====== Input material ======

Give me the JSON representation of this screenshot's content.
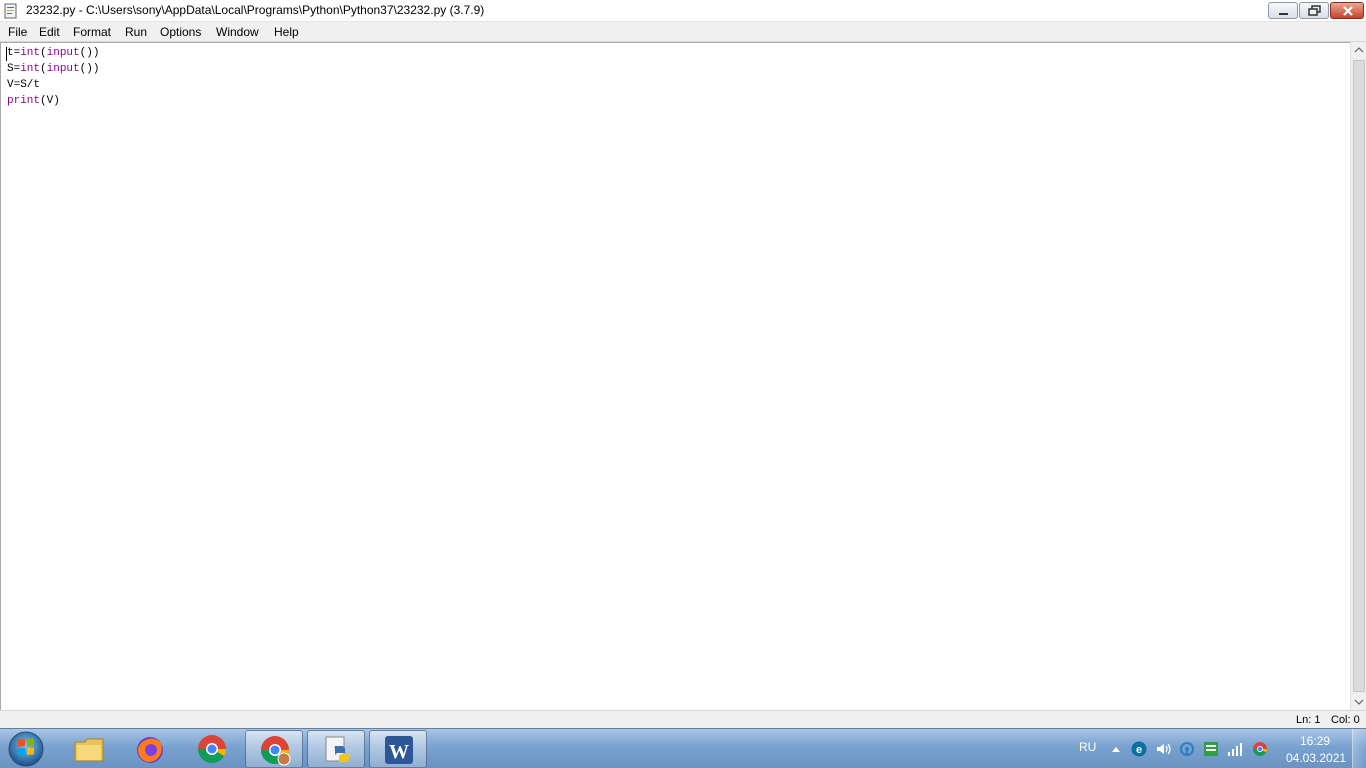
{
  "window": {
    "title": "23232.py - C:\\Users\\sony\\AppData\\Local\\Programs\\Python\\Python37\\23232.py (3.7.9)"
  },
  "menu": {
    "items": [
      "File",
      "Edit",
      "Format",
      "Run",
      "Options",
      "Window",
      "Help"
    ]
  },
  "editor": {
    "lines": [
      [
        {
          "t": "t="
        },
        {
          "t": "int",
          "k": true
        },
        {
          "t": "("
        },
        {
          "t": "input",
          "k": true
        },
        {
          "t": "())"
        }
      ],
      [
        {
          "t": "S="
        },
        {
          "t": "int",
          "k": true
        },
        {
          "t": "("
        },
        {
          "t": "input",
          "k": true
        },
        {
          "t": "())"
        }
      ],
      [
        {
          "t": "V=S/t"
        }
      ],
      [
        {
          "t": "print",
          "k": true
        },
        {
          "t": "(V)"
        }
      ]
    ]
  },
  "status": {
    "line": "Ln: 1",
    "col": "Col: 0"
  },
  "taskbar": {
    "apps": [
      "file-explorer",
      "firefox",
      "chrome",
      "chrome-user",
      "python-idle",
      "word"
    ],
    "language": "RU",
    "time": "16:29",
    "date": "04.03.2021"
  },
  "colors": {
    "keyword": "#900090",
    "taskbar": "#7aa2cf"
  }
}
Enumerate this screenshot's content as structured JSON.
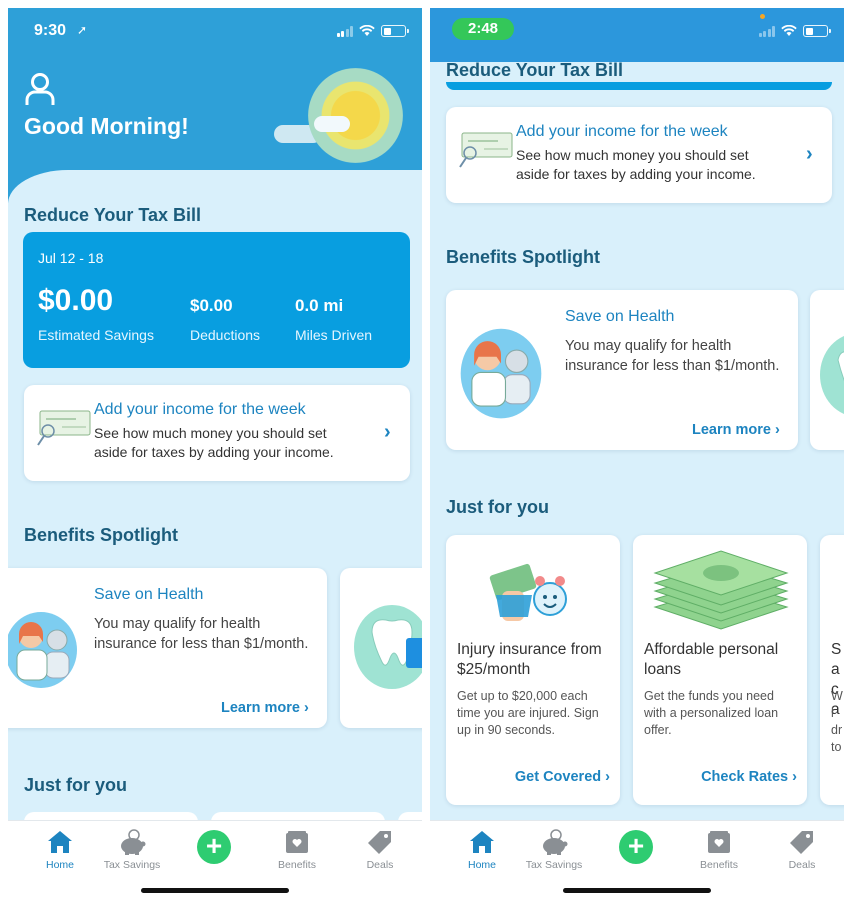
{
  "left": {
    "status": {
      "time": "9:30"
    },
    "greeting": "Good Morning!",
    "reduce_title": "Reduce Your Tax Bill",
    "savings": {
      "range": "Jul 12 - 18",
      "estimated_value": "$0.00",
      "estimated_label": "Estimated Savings",
      "deductions_value": "$0.00",
      "deductions_label": "Deductions",
      "miles_value": "0.0 mi",
      "miles_label": "Miles Driven"
    },
    "income": {
      "title": "Add your income for the week",
      "desc": "See how much money you should set aside for taxes by adding your income."
    },
    "benefits_title": "Benefits Spotlight",
    "benefit": {
      "title": "Save on Health",
      "desc": "You may qualify for health insurance for less than $1/month.",
      "link": "Learn more"
    },
    "jfy_title": "Just for you"
  },
  "right": {
    "status": {
      "time": "2:48"
    },
    "reduce_title": "Reduce Your Tax Bill",
    "income": {
      "title": "Add your income for the week",
      "desc": "See how much money you should set aside for taxes by adding your income."
    },
    "benefits_title": "Benefits Spotlight",
    "benefit": {
      "title": "Save on Health",
      "desc": "You may qualify for health insurance for less than $1/month.",
      "link": "Learn more"
    },
    "jfy_title": "Just for you",
    "jfy_cards": [
      {
        "title": "Injury insurance from $25/month",
        "desc": "Get up to $20,000 each time you are injured. Sign up in 90 seconds.",
        "link": "Get Covered"
      },
      {
        "title": "Affordable personal loans",
        "desc": "Get the funds you need with a personalized loan offer.",
        "link": "Check Rates"
      },
      {
        "title": "Sa ca",
        "desc": "Wl dr to"
      }
    ]
  },
  "tabs": [
    {
      "label": "Home",
      "icon": "home-icon"
    },
    {
      "label": "Tax Savings",
      "icon": "piggy-bank-icon"
    },
    {
      "label": "",
      "icon": "plus-icon"
    },
    {
      "label": "Benefits",
      "icon": "benefits-box-icon"
    },
    {
      "label": "Deals",
      "icon": "tag-icon"
    }
  ],
  "colors": {
    "primary": "#2ea0d8",
    "card_blue": "#089ee0",
    "accent_green": "#2ecc71",
    "link_blue": "#1d84c0",
    "heading": "#1b5c7c",
    "background": "#d9f0fb"
  }
}
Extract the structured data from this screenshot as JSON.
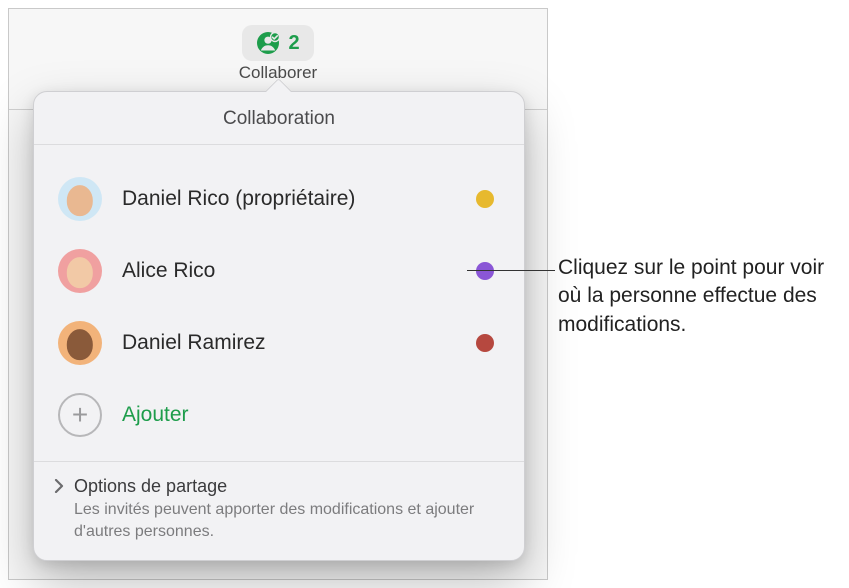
{
  "toolbar": {
    "count": "2",
    "label": "Collaborer",
    "icon_color": "#1d9d4b"
  },
  "popover": {
    "title": "Collaboration",
    "people": [
      {
        "name": "Daniel Rico (propriétaire)",
        "dot_color": "#e7b92e",
        "avatar_bg": "#cfe7f5",
        "face": "#e9b891"
      },
      {
        "name": "Alice Rico",
        "dot_color": "#8a56d6",
        "avatar_bg": "#f0a0a0",
        "face": "#f2c9a6"
      },
      {
        "name": "Daniel Ramirez",
        "dot_color": "#b6483f",
        "avatar_bg": "#f2b37a",
        "face": "#8a5a3a"
      }
    ],
    "add_label": "Ajouter",
    "footer": {
      "title": "Options de partage",
      "subtitle": "Les invités peuvent apporter des modifications et ajouter d'autres personnes."
    }
  },
  "callout": "Cliquez sur le point pour voir où la personne effectue des modifications."
}
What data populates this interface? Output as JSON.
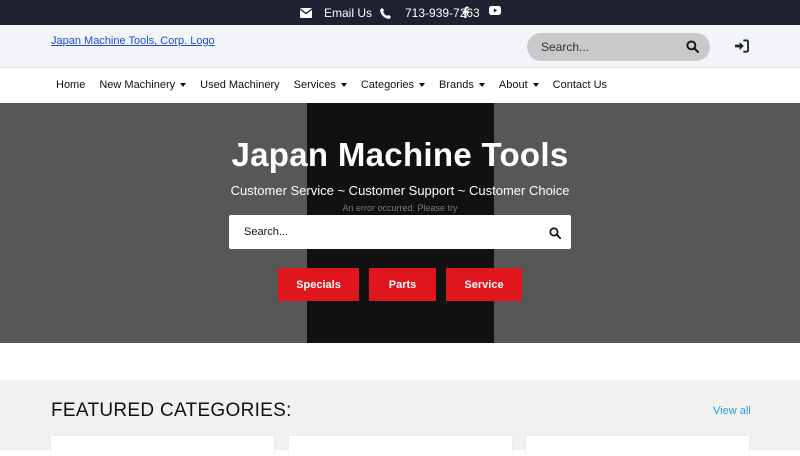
{
  "topbar": {
    "email_label": "Email Us",
    "phone_label": "713-939-7263"
  },
  "header": {
    "logo_alt": "Japan Machine Tools, Corp. Logo",
    "search_placeholder": "Search..."
  },
  "nav": {
    "items": [
      {
        "label": "Home"
      },
      {
        "label": "New Machinery"
      },
      {
        "label": "Used Machinery"
      },
      {
        "label": "Services"
      },
      {
        "label": "Categories"
      },
      {
        "label": "Brands"
      },
      {
        "label": "About"
      },
      {
        "label": "Contact Us"
      }
    ]
  },
  "hero": {
    "title": "Japan Machine Tools",
    "subtitle": "Customer Service ~ Customer Support ~ Customer Choice",
    "error_text": "An error occurred. Please try",
    "search_placeholder": "Search...",
    "buttons": {
      "specials": "Specials",
      "parts": "Parts",
      "service": "Service"
    },
    "button_color": "#e0161e"
  },
  "featured": {
    "heading": "FEATURED CATEGORIES:",
    "view_all": "View all"
  },
  "colors": {
    "topbar_bg": "#1e2130",
    "link_blue": "#1a4fd6",
    "view_all": "#27a3e0"
  }
}
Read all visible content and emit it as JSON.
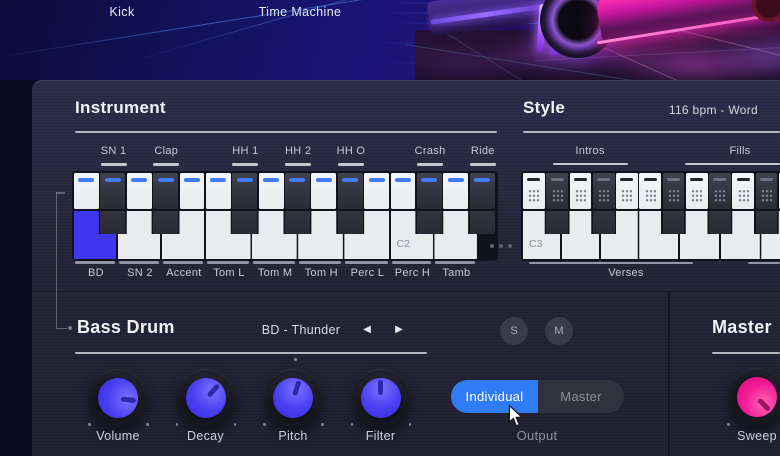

======

*Requirements:* Reproduce the material in its entirety and word for word, without the pictures.

*Solution to this exercise:*
Give me the JSON representation of this screenshot's content.
{
  "window": {
    "title": "23232.py - C:\\Users\\sony\\AppData\\Local\\Programs\\Python\\Python37\\23232.py (3.7.9)"
  },
  "menu": {
    "items": [
      "File",
      "Edit",
      "Format",
      "Run",
      "Options",
      "Window",
      "Help"
    ]
  },
  "editor": {
    "lines": [
      [
        {
          "t": "t="
        },
        {
          "t": "int",
          "k": true
        },
        {
          "t": "("
        },
        {
          "t": "input",
          "k": true
        },
        {
          "t": "())"
        }
      ],
      [
        {
          "t": "S="
        },
        {
          "t": "int",
          "k": true
        },
        {
          "t": "("
        },
        {
          "t": "input",
          "k": true
        },
        {
          "t": "())"
        }
      ],
      [
        {
          "t": "V=S/t"
        }
      ],
      [
        {
          "t": "print",
          "k": true
        },
        {
          "t": "(V)"
        }
      ]
    ]
  },
  "status": {
    "line": "Ln: 1",
    "col": "Col: 0"
  },
  "taskbar": {
    "apps": [
      "file-explorer",
      "firefox",
      "chrome",
      "chrome-user",
      "python-idle",
      "word"
    ],
    "language": "RU",
    "time": "16:29",
    "date": "04.03.2021"
  },
  "colors": {
    "keyword": "#900090",
    "taskbar": "#7aa2cf"
  }
}
Enumerate this screenshot's content as structured JSON.
{
  "left": {
    "status": {
      "time": "9:30"
    },
    "greeting": "Good Morning!",
    "reduce_title": "Reduce Your Tax Bill",
    "savings": {
      "range": "Jul 12 - 18",
      "estimated_value": "$0.00",
      "estimated_label": "Estimated Savings",
      "deductions_value": "$0.00",
      "deductions_label": "Deductions",
      "miles_value": "0.0 mi",
      "miles_label": "Miles Driven"
    },
    "income": {
      "title": "Add your income for the week",
      "desc": "See how much money you should set aside for taxes by adding your income."
    },
    "benefits_title": "Benefits Spotlight",
    "benefit": {
      "title": "Save on Health",
      "desc": "You may qualify for health insurance for less than $1/month.",
      "link": "Learn more"
    },
    "jfy_title": "Just for you"
  },
  "right": {
    "status": {
      "time": "2:48"
    },
    "reduce_title": "Reduce Your Tax Bill",
    "income": {
      "title": "Add your income for the week",
      "desc": "See how much money you should set aside for taxes by adding your income."
    },
    "benefits_title": "Benefits Spotlight",
    "benefit": {
      "title": "Save on Health",
      "desc": "You may qualify for health insurance for less than $1/month.",
      "link": "Learn more"
    },
    "jfy_title": "Just for you",
    "jfy_cards": [
      {
        "title": "Injury insurance from $25/month",
        "desc": "Get up to $20,000 each time you are injured. Sign up in 90 seconds.",
        "link": "Get Covered"
      },
      {
        "title": "Affordable personal loans",
        "desc": "Get the funds you need with a personalized loan offer.",
        "link": "Check Rates"
      },
      {
        "title": "Sa ca",
        "desc": "Wl dr to"
      }
    ]
  },
  "tabs": [
    {
      "label": "Home",
      "icon": "home-icon"
    },
    {
      "label": "Tax Savings",
      "icon": "piggy-bank-icon"
    },
    {
      "label": "",
      "icon": "plus-icon"
    },
    {
      "label": "Benefits",
      "icon": "benefits-box-icon"
    },
    {
      "label": "Deals",
      "icon": "tag-icon"
    }
  ],
  "colors": {
    "primary": "#2ea0d8",
    "card_blue": "#089ee0",
    "accent_green": "#2ecc71",
    "link_blue": "#1d84c0",
    "heading": "#1b5c7c",
    "background": "#d9f0fb"
  }
}
Extract the structured data from this screenshot as JSON.
{
  "toolbar": {
    "count": "2",
    "label": "Collaborer",
    "icon_color": "#1d9d4b"
  },
  "popover": {
    "title": "Collaboration",
    "people": [
      {
        "name": "Daniel Rico (propriétaire)",
        "dot_color": "#e7b92e",
        "avatar_bg": "#cfe7f5",
        "face": "#e9b891"
      },
      {
        "name": "Alice Rico",
        "dot_color": "#8a56d6",
        "avatar_bg": "#f0a0a0",
        "face": "#f2c9a6"
      },
      {
        "name": "Daniel Ramirez",
        "dot_color": "#b6483f",
        "avatar_bg": "#f2b37a",
        "face": "#8a5a3a"
      }
    ],
    "add_label": "Ajouter",
    "footer": {
      "title": "Options de partage",
      "subtitle": "Les invités peuvent apporter des modifications et ajouter d'autres personnes."
    }
  },
  "callout": "Cliquez sur le point pour voir où la personne effectue des modifications."
}
What data populates this interface? Output as JSON.
{
  "topbar": {
    "email_label": "Email Us",
    "phone_label": "713-939-7263"
  },
  "header": {
    "logo_alt": "Japan Machine Tools, Corp. Logo",
    "search_placeholder": "Search..."
  },
  "nav": {
    "items": [
      {
        "label": "Home"
      },
      {
        "label": "New Machinery"
      },
      {
        "label": "Used Machinery"
      },
      {
        "label": "Services"
      },
      {
        "label": "Categories"
      },
      {
        "label": "Brands"
      },
      {
        "label": "About"
      },
      {
        "label": "Contact Us"
      }
    ]
  },
  "hero": {
    "title": "Japan Machine Tools",
    "subtitle": "Customer Service ~ Customer Support ~ Customer Choice",
    "error_text": "An error occurred. Please try",
    "search_placeholder": "Search...",
    "buttons": {
      "specials": "Specials",
      "parts": "Parts",
      "service": "Service"
    },
    "button_color": "#e0161e"
  },
  "featured": {
    "heading": "FEATURED CATEGORIES:",
    "view_all": "View all"
  },
  "colors": {
    "topbar_bg": "#1e2130",
    "link_blue": "#1a4fd6",
    "view_all": "#27a3e0"
  }
}
Read all visible content and emit it as JSON.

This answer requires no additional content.